==== Extracted records ====
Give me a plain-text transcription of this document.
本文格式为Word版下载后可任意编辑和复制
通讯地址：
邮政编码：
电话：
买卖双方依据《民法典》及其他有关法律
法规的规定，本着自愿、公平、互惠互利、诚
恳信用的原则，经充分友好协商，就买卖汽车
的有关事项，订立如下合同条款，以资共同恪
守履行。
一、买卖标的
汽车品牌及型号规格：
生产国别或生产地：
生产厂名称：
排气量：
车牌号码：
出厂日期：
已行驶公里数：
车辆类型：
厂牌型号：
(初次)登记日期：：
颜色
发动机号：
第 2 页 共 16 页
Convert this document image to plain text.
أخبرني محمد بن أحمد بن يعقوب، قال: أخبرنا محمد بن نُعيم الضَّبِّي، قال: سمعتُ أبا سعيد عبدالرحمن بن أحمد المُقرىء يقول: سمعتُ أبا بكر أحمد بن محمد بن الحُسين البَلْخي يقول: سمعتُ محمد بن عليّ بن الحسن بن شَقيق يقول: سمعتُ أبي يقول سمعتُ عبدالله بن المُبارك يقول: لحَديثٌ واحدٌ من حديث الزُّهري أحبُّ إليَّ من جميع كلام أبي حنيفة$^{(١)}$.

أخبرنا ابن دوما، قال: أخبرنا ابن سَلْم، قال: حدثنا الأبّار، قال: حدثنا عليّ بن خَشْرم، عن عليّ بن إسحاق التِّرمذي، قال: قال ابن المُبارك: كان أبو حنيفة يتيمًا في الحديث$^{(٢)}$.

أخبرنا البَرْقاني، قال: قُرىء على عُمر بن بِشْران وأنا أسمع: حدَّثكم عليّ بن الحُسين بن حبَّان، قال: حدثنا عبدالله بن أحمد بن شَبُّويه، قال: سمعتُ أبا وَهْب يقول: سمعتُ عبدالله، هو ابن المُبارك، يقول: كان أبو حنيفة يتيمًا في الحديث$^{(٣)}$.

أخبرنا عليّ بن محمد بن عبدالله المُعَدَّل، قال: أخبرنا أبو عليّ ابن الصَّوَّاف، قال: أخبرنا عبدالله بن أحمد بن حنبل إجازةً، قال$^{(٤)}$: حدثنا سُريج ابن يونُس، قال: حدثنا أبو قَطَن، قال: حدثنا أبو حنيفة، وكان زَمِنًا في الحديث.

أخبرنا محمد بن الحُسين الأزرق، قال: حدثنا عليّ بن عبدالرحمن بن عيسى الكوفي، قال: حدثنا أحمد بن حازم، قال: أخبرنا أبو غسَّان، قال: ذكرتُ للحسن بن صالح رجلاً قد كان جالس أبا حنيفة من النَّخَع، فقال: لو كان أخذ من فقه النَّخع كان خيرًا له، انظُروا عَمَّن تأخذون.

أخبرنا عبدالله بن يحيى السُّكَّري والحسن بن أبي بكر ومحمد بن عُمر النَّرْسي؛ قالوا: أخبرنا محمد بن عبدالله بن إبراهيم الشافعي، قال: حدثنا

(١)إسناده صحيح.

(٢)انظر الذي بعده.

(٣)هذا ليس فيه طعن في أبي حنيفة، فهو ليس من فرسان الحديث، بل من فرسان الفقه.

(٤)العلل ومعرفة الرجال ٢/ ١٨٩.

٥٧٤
====
§ Goal: Write out the full listing exactly as given.

§ Written answer:
Give me a plain-text transcription of this document.
本文格式为Word版下载后可任意编辑和复制
通讯地址：
邮政编码：
电话：
买卖双方依据《民法典》及其他有关法律
法规的规定，本着自愿、公平、互惠互利、诚
恳信用的原则，经充分友好协商，就买卖汽车
的有关事项，订立如下合同条款，以资共同恪
守履行。
一、买卖标的
汽车品牌及型号规格：
生产国别或生产地：
生产厂名称：
排气量：
车牌号码：
出厂日期：
已行驶公里数：
车辆类型：
厂牌型号：
(初次)登记日期：：
颜色
发动机号：
第 2 页 共 16 页
Convert this document image to plain text.
أخبرني محمد بن أحمد بن يعقوب، قال: أخبرنا محمد بن نُعيم الضَّبِّي، قال: سمعتُ أبا سعيد عبدالرحمن بن أحمد المُقرىء يقول: سمعتُ أبا بكر أحمد بن محمد بن الحُسين البَلْخي يقول: سمعتُ محمد بن عليّ بن الحسن بن شَقيق يقول: سمعتُ أبي يقول سمعتُ عبدالله بن المُبارك يقول: لحَديثٌ واحدٌ من حديث الزُّهري أحبُّ إليَّ من جميع كلام أبي حنيفة$^{(١)}$.

أخبرنا ابن دوما، قال: أخبرنا ابن سَلْم، قال: حدثنا الأبّار، قال: حدثنا عليّ بن خَشْرم، عن عليّ بن إسحاق التِّرمذي، قال: قال ابن المُبارك: كان أبو حنيفة يتيمًا في الحديث$^{(٢)}$.

أخبرنا البَرْقاني، قال: قُرىء على عُمر بن بِشْران وأنا أسمع: حدَّثكم عليّ بن الحُسين بن حبَّان، قال: حدثنا عبدالله بن أحمد بن شَبُّويه، قال: سمعتُ أبا وَهْب يقول: سمعتُ عبدالله، هو ابن المُبارك، يقول: كان أبو حنيفة يتيمًا في الحديث$^{(٣)}$.

أخبرنا عليّ بن محمد بن عبدالله المُعَدَّل، قال: أخبرنا أبو عليّ ابن الصَّوَّاف، قال: أخبرنا عبدالله بن أحمد بن حنبل إجازةً، قال$^{(٤)}$: حدثنا سُريج ابن يونُس، قال: حدثنا أبو قَطَن، قال: حدثنا أبو حنيفة، وكان زَمِنًا في الحديث.

أخبرنا محمد بن الحُسين الأزرق، قال: حدثنا عليّ بن عبدالرحمن بن عيسى الكوفي، قال: حدثنا أحمد بن حازم، قال: أخبرنا أبو غسَّان، قال: ذكرتُ للحسن بن صالح رجلاً قد كان جالس أبا حنيفة من النَّخَع، فقال: لو كان أخذ من فقه النَّخع كان خيرًا له، انظُروا عَمَّن تأخذون.

أخبرنا عبدالله بن يحيى السُّكَّري والحسن بن أبي بكر ومحمد بن عُمر النَّرْسي؛ قالوا: أخبرنا محمد بن عبدالله بن إبراهيم الشافعي، قال: حدثنا

(١)إسناده صحيح.

(٢)انظر الذي بعده.

(٣)هذا ليس فيه طعن في أبي حنيفة، فهو ليس من فرسان الحديث، بل من فرسان الفقه.

(٤)العلل ومعرفة الرجال ٢/ ١٨٩.

٥٧٤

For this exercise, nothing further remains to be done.